*Exercise details*: The output should be the records themselves, given again exactly.

* * * * *

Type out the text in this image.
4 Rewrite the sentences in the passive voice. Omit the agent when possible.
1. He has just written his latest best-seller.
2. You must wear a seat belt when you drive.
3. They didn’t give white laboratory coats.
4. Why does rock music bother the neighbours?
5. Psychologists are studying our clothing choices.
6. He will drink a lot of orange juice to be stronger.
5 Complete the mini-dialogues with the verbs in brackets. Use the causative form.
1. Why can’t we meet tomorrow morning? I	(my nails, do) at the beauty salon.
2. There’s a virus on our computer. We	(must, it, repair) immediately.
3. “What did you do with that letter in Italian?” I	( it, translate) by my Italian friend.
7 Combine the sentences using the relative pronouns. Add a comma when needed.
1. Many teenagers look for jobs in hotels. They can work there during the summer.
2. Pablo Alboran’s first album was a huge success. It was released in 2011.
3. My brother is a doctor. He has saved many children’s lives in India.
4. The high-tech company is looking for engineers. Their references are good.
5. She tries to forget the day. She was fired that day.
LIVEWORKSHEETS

* * * * *

*Response to the exercise*:
Type out the text in this image.
4 Rewrite the sentences in the passive voice. Omit the agent when possible.
1. He has just written his latest best-seller.
2. You must wear a seat belt when you drive.
3. They didn’t give white laboratory coats.
4. Why does rock music bother the neighbours?
5. Psychologists are studying our clothing choices.
6. He will drink a lot of orange juice to be stronger.
5 Complete the mini-dialogues with the verbs in brackets. Use the causative form.
1. Why can’t we meet tomorrow morning? I	(my nails, do) at the beauty salon.
2. There’s a virus on our computer. We	(must, it, repair) immediately.
3. “What did you do with that letter in Italian?” I	( it, translate) by my Italian friend.
7 Combine the sentences using the relative pronouns. Add a comma when needed.
1. Many teenagers look for jobs in hotels. They can work there during the summer.
2. Pablo Alboran’s first album was a huge success. It was released in 2011.
3. My brother is a doctor. He has saved many children’s lives in India.
4. The high-tech company is looking for engineers. Their references are good.
5. She tries to forget the day. She was fired that day.
LIVEWORKSHEETS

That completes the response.